Raw records:
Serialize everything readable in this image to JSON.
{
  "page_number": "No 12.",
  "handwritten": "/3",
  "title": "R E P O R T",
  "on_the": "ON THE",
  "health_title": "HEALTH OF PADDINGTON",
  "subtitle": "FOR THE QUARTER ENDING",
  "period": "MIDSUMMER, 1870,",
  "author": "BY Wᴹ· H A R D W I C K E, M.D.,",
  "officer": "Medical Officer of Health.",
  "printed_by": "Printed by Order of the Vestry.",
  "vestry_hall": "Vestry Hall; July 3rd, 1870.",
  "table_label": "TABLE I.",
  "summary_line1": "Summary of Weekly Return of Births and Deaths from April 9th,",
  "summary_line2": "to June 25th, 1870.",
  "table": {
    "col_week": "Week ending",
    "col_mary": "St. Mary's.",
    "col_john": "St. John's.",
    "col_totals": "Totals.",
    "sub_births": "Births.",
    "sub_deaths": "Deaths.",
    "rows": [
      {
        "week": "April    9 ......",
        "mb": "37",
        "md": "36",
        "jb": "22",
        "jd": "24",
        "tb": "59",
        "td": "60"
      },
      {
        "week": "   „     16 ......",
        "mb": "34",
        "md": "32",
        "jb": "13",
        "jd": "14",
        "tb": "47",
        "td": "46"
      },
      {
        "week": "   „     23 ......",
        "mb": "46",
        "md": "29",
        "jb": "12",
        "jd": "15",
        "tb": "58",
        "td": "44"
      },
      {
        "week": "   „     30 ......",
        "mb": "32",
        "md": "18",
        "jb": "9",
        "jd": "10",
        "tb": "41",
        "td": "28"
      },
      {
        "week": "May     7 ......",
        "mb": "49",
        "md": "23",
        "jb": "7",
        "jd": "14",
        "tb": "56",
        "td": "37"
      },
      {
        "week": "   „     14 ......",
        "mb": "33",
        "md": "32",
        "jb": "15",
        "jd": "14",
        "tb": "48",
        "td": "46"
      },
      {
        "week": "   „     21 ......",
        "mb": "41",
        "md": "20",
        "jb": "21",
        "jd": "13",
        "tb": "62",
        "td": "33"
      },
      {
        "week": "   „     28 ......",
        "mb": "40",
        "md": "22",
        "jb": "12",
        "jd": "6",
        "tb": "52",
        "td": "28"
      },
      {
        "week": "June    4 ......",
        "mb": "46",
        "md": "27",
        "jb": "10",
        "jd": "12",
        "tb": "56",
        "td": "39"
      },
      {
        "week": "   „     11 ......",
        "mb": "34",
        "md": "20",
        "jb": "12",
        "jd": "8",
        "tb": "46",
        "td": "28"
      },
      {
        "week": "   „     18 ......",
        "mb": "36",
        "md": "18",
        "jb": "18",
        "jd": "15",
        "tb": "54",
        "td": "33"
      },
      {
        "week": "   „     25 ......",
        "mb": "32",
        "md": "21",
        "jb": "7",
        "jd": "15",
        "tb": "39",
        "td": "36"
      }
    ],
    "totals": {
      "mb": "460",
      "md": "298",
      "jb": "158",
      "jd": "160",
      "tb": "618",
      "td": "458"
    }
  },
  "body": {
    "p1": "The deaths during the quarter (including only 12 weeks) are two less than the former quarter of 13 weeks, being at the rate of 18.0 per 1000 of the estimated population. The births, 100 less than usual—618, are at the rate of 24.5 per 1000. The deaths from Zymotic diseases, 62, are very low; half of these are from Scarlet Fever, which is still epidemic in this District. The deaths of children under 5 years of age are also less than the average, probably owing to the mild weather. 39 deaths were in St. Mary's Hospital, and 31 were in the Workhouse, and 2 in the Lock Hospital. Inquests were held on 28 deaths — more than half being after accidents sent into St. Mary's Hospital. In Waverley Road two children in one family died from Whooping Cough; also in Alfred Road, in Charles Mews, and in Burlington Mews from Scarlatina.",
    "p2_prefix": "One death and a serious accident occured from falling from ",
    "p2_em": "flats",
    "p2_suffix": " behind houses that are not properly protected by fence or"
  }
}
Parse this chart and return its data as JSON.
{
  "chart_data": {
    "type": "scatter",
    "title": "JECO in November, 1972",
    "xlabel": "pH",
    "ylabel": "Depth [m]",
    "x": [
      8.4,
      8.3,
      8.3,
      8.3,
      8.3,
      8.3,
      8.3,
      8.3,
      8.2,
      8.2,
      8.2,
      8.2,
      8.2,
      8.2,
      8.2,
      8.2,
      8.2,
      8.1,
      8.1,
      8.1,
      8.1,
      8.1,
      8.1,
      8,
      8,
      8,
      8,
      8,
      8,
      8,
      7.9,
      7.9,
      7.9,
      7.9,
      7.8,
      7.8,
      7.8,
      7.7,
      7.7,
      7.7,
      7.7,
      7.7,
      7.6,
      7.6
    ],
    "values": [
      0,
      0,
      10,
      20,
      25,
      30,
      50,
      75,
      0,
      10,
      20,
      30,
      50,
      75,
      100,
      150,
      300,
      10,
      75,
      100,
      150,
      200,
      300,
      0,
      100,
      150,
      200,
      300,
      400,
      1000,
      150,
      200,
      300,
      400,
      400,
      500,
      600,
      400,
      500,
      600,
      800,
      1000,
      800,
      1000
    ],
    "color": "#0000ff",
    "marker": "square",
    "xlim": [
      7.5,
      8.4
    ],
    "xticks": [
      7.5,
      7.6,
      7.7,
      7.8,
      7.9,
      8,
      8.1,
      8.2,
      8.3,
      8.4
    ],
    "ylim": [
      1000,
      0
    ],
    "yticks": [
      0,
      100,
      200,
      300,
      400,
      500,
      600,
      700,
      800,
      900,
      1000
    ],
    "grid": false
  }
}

EXERCISE INSTRUCTIONS:
Return all lines with the word "June" in them.

RIGHT ANSWER:
  "summary_line2": "to June 25th, 1870.",
        "week": "June    4 ......",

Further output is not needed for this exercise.